▶ _STATED TASK_: Each entry must be reproduced precisely as it stands.

### DATA EXCERPTS

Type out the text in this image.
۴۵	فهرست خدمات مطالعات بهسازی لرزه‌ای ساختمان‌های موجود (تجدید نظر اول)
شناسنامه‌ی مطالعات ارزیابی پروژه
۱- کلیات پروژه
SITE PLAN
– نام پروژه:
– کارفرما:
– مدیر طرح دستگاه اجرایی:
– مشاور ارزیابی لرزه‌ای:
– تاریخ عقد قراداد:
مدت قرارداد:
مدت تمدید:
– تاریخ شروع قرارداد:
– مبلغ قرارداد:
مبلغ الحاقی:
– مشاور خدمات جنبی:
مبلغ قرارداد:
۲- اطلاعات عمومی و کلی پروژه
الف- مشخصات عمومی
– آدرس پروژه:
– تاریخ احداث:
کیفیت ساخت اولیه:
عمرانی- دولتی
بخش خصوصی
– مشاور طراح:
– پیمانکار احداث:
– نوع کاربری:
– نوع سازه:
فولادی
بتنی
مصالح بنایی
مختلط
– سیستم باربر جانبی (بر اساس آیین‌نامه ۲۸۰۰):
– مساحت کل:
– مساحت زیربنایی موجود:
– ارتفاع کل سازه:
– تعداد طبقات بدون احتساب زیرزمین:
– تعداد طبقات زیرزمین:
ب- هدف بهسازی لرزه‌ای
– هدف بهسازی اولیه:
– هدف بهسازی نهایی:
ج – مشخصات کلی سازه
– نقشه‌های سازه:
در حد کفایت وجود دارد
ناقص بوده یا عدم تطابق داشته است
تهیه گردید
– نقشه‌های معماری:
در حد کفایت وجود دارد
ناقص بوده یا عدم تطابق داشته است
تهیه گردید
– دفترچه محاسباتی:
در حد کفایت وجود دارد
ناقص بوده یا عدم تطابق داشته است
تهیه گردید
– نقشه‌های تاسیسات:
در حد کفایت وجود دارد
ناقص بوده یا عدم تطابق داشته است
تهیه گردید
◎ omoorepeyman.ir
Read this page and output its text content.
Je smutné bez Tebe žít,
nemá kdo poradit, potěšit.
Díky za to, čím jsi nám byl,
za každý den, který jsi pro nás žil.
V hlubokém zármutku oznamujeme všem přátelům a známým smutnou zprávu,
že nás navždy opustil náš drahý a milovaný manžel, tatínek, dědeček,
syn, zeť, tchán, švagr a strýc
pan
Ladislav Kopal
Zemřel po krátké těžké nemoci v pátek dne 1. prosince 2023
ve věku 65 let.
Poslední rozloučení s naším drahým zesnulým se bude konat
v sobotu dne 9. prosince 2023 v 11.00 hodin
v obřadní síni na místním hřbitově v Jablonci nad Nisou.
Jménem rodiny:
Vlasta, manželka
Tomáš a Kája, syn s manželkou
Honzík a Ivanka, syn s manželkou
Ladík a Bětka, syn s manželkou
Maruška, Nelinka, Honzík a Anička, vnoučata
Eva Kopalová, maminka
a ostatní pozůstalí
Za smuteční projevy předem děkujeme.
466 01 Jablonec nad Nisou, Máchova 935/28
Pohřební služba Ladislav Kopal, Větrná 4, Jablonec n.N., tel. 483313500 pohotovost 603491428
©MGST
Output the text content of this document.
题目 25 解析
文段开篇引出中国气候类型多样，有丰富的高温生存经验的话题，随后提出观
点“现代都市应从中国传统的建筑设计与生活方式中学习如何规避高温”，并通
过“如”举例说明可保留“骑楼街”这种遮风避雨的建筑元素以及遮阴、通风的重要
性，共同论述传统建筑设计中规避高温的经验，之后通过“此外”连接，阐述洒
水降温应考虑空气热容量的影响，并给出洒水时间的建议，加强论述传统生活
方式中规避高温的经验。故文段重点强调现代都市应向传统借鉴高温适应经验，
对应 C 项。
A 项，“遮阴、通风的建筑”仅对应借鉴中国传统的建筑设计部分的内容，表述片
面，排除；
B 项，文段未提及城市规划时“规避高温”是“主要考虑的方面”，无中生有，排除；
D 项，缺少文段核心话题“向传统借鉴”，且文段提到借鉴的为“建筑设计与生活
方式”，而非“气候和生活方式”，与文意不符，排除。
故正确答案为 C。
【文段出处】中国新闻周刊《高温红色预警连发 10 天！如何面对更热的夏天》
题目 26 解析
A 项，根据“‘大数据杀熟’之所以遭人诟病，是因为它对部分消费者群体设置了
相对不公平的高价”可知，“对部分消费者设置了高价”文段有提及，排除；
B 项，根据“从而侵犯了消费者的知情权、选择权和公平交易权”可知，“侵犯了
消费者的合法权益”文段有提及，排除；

######

▶ _OUTPUT FOR THIS EXERCISE_:
Type out the text in this image.
۴۵	فهرست خدمات مطالعات بهسازی لرزه‌ای ساختمان‌های موجود (تجدید نظر اول)
شناسنامه‌ی مطالعات ارزیابی پروژه
۱- کلیات پروژه
SITE PLAN
– نام پروژه:
– کارفرما:
– مدیر طرح دستگاه اجرایی:
– مشاور ارزیابی لرزه‌ای:
– تاریخ عقد قراداد:
مدت قرارداد:
مدت تمدید:
– تاریخ شروع قرارداد:
– مبلغ قرارداد:
مبلغ الحاقی:
– مشاور خدمات جنبی:
مبلغ قرارداد:
۲- اطلاعات عمومی و کلی پروژه
الف- مشخصات عمومی
– آدرس پروژه:
– تاریخ احداث:
کیفیت ساخت اولیه:
عمرانی- دولتی
بخش خصوصی
– مشاور طراح:
– پیمانکار احداث:
– نوع کاربری:
– نوع سازه:
فولادی
بتنی
مصالح بنایی
مختلط
– سیستم باربر جانبی (بر اساس آیین‌نامه ۲۸۰۰):
– مساحت کل:
– مساحت زیربنایی موجود:
– ارتفاع کل سازه:
– تعداد طبقات بدون احتساب زیرزمین:
– تعداد طبقات زیرزمین:
ب- هدف بهسازی لرزه‌ای
– هدف بهسازی اولیه:
– هدف بهسازی نهایی:
ج – مشخصات کلی سازه
– نقشه‌های سازه:
در حد کفایت وجود دارد
ناقص بوده یا عدم تطابق داشته است
تهیه گردید
– نقشه‌های معماری:
در حد کفایت وجود دارد
ناقص بوده یا عدم تطابق داشته است
تهیه گردید
– دفترچه محاسباتی:
در حد کفایت وجود دارد
ناقص بوده یا عدم تطابق داشته است
تهیه گردید
– نقشه‌های تاسیسات:
در حد کفایت وجود دارد
ناقص بوده یا عدم تطابق داشته است
تهیه گردید
◎ omoorepeyman.ir
Read this page and output its text content.
Je smutné bez Tebe žít,
nemá kdo poradit, potěšit.
Díky za to, čím jsi nám byl,
za každý den, který jsi pro nás žil.
V hlubokém zármutku oznamujeme všem přátelům a známým smutnou zprávu,
že nás navždy opustil náš drahý a milovaný manžel, tatínek, dědeček,
syn, zeť, tchán, švagr a strýc
pan
Ladislav Kopal
Zemřel po krátké těžké nemoci v pátek dne 1. prosince 2023
ve věku 65 let.
Poslední rozloučení s naším drahým zesnulým se bude konat
v sobotu dne 9. prosince 2023 v 11.00 hodin
v obřadní síni na místním hřbitově v Jablonci nad Nisou.
Jménem rodiny:
Vlasta, manželka
Tomáš a Kája, syn s manželkou
Honzík a Ivanka, syn s manželkou
Ladík a Bětka, syn s manželkou
Maruška, Nelinka, Honzík a Anička, vnoučata
Eva Kopalová, maminka
a ostatní pozůstalí
Za smuteční projevy předem děkujeme.
466 01 Jablonec nad Nisou, Máchova 935/28
Pohřební služba Ladislav Kopal, Větrná 4, Jablonec n.N., tel. 483313500 pohotovost 603491428
©MGST
Output the text content of this document.
题目 25 解析
文段开篇引出中国气候类型多样，有丰富的高温生存经验的话题，随后提出观
点“现代都市应从中国传统的建筑设计与生活方式中学习如何规避高温”，并通
过“如”举例说明可保留“骑楼街”这种遮风避雨的建筑元素以及遮阴、通风的重要
性，共同论述传统建筑设计中规避高温的经验，之后通过“此外”连接，阐述洒
水降温应考虑空气热容量的影响，并给出洒水时间的建议，加强论述传统生活
方式中规避高温的经验。故文段重点强调现代都市应向传统借鉴高温适应经验，
对应 C 项。
A 项，“遮阴、通风的建筑”仅对应借鉴中国传统的建筑设计部分的内容，表述片
面，排除；
B 项，文段未提及城市规划时“规避高温”是“主要考虑的方面”，无中生有，排除；
D 项，缺少文段核心话题“向传统借鉴”，且文段提到借鉴的为“建筑设计与生活
方式”，而非“气候和生活方式”，与文意不符，排除。
故正确答案为 C。
【文段出处】中国新闻周刊《高温红色预警连发 10 天！如何面对更热的夏天》
题目 26 解析
A 项，根据“‘大数据杀熟’之所以遭人诟病，是因为它对部分消费者群体设置了
相对不公平的高价”可知，“对部分消费者设置了高价”文段有提及，排除；
B 项，根据“从而侵犯了消费者的知情权、选择权和公平交易权”可知，“侵犯了
消费者的合法权益”文段有提及，排除；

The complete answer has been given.